WRITTEN REQUEST
Retype each record below word for word. Leave the pictures out.

— start of MATERIAL TO PROCESS —

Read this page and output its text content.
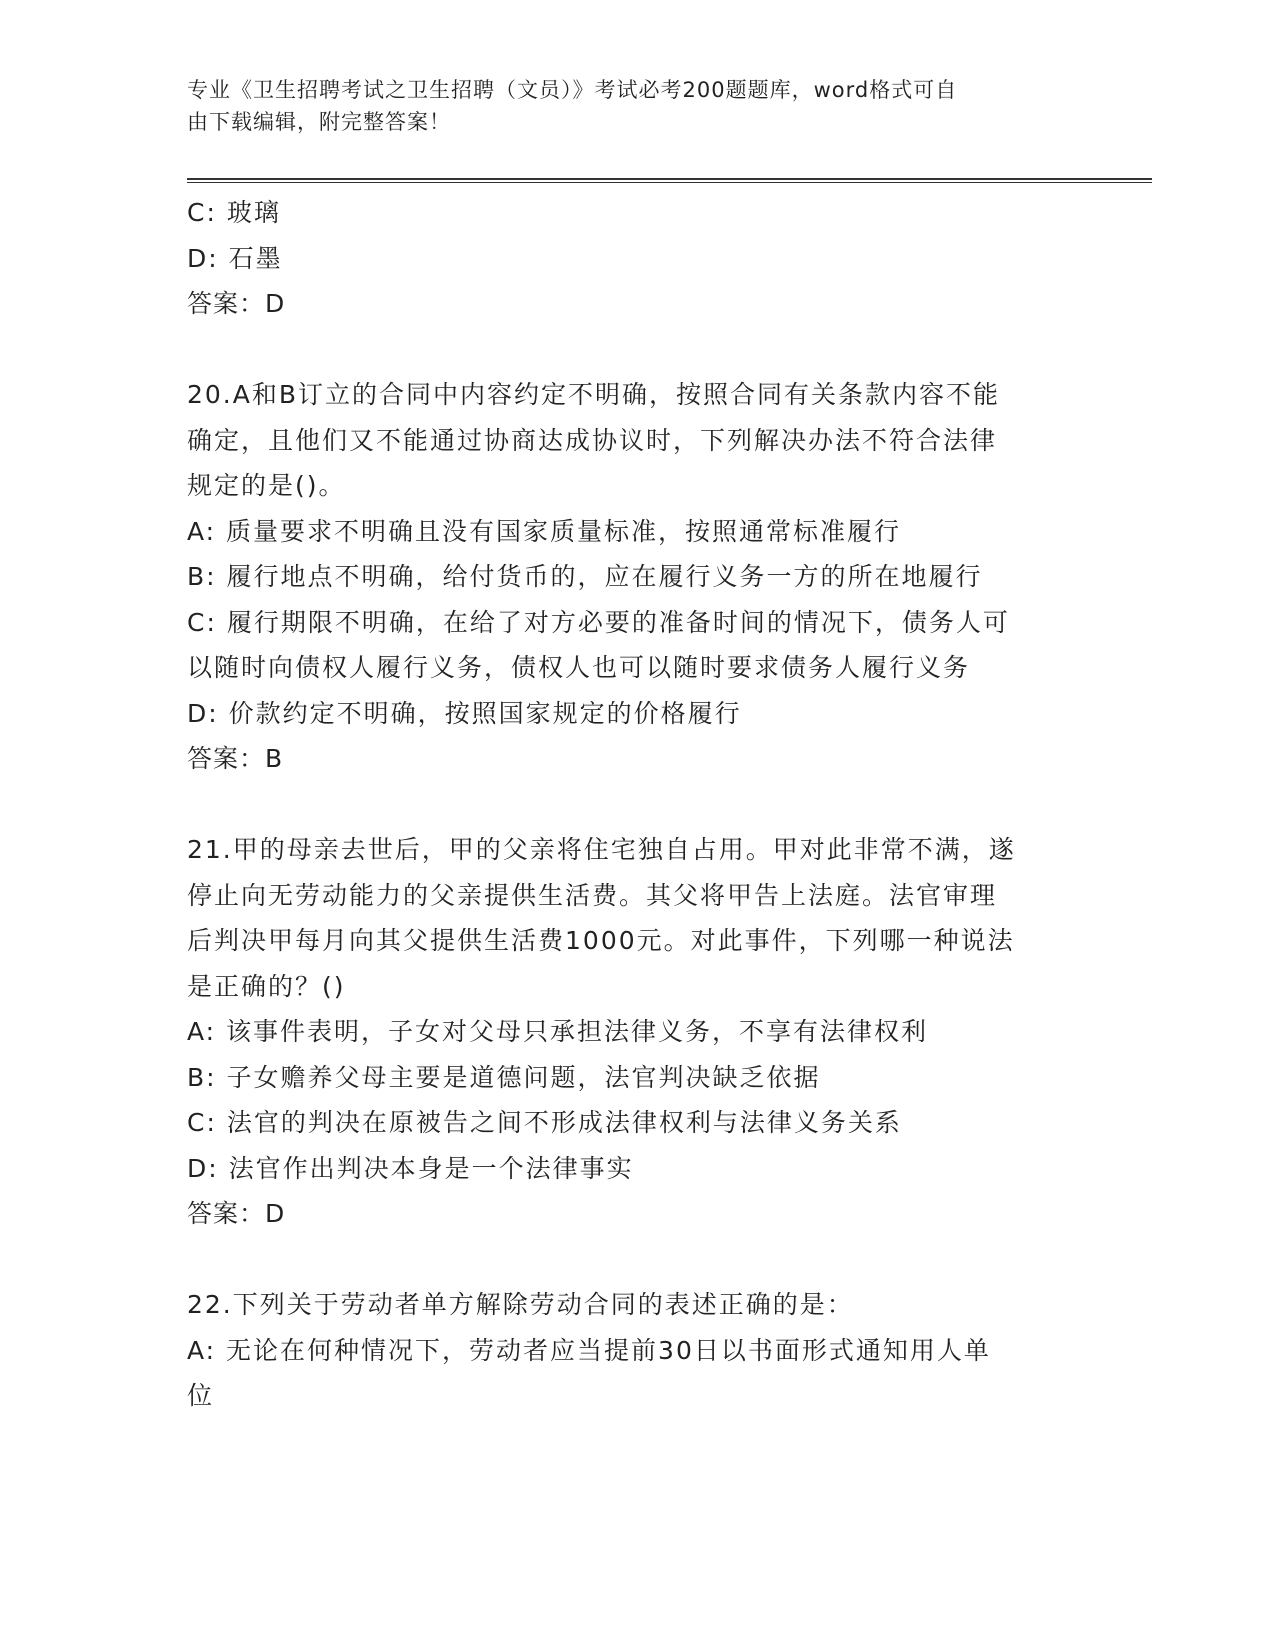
专业《卫生招聘考试之卫生招聘（文员）》考试必考200题题库，word格式可自
由下载编辑，附完整答案！
C: 玻璃
D: 石墨
答案：D
20.A和B订立的合同中内容约定不明确，按照合同有关条款内容不能
确定，且他们又不能通过协商达成协议时，下列解决办法不符合法律
规定的是()。
A: 质量要求不明确且没有国家质量标准，按照通常标准履行
B: 履行地点不明确，给付货币的，应在履行义务一方的所在地履行
C: 履行期限不明确，在给了对方必要的准备时间的情况下，债务人可
以随时向债权人履行义务，债权人也可以随时要求债务人履行义务
D: 价款约定不明确，按照国家规定的价格履行
答案：B
21.甲的母亲去世后，甲的父亲将住宅独自占用。甲对此非常不满，遂
停止向无劳动能力的父亲提供生活费。其父将甲告上法庭。法官审理
后判决甲每月向其父提供生活费1000元。对此事件，下列哪一种说法
是正确的？()
A: 该事件表明，子女对父母只承担法律义务，不享有法律权利
B: 子女赡养父母主要是道德问题，法官判决缺乏依据
C: 法官的判决在原被告之间不形成法律权利与法律义务关系
D: 法官作出判决本身是一个法律事实
答案：D
22.下列关于劳动者单方解除劳动合同的表述正确的是：
A: 无论在何种情况下，劳动者应当提前30日以书面形式通知用人单
位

— end of MATERIAL TO PROCESS —

RIGHT ANSWER
Read this page and output its text content.
专业《卫生招聘考试之卫生招聘（文员）》考试必考200题题库，word格式可自
由下载编辑，附完整答案！
C: 玻璃
D: 石墨
答案：D
20.A和B订立的合同中内容约定不明确，按照合同有关条款内容不能
确定，且他们又不能通过协商达成协议时，下列解决办法不符合法律
规定的是()。
A: 质量要求不明确且没有国家质量标准，按照通常标准履行
B: 履行地点不明确，给付货币的，应在履行义务一方的所在地履行
C: 履行期限不明确，在给了对方必要的准备时间的情况下，债务人可
以随时向债权人履行义务，债权人也可以随时要求债务人履行义务
D: 价款约定不明确，按照国家规定的价格履行
答案：B
21.甲的母亲去世后，甲的父亲将住宅独自占用。甲对此非常不满，遂
停止向无劳动能力的父亲提供生活费。其父将甲告上法庭。法官审理
后判决甲每月向其父提供生活费1000元。对此事件，下列哪一种说法
是正确的？()
A: 该事件表明，子女对父母只承担法律义务，不享有法律权利
B: 子女赡养父母主要是道德问题，法官判决缺乏依据
C: 法官的判决在原被告之间不形成法律权利与法律义务关系
D: 法官作出判决本身是一个法律事实
答案：D
22.下列关于劳动者单方解除劳动合同的表述正确的是：
A: 无论在何种情况下，劳动者应当提前30日以书面形式通知用人单
位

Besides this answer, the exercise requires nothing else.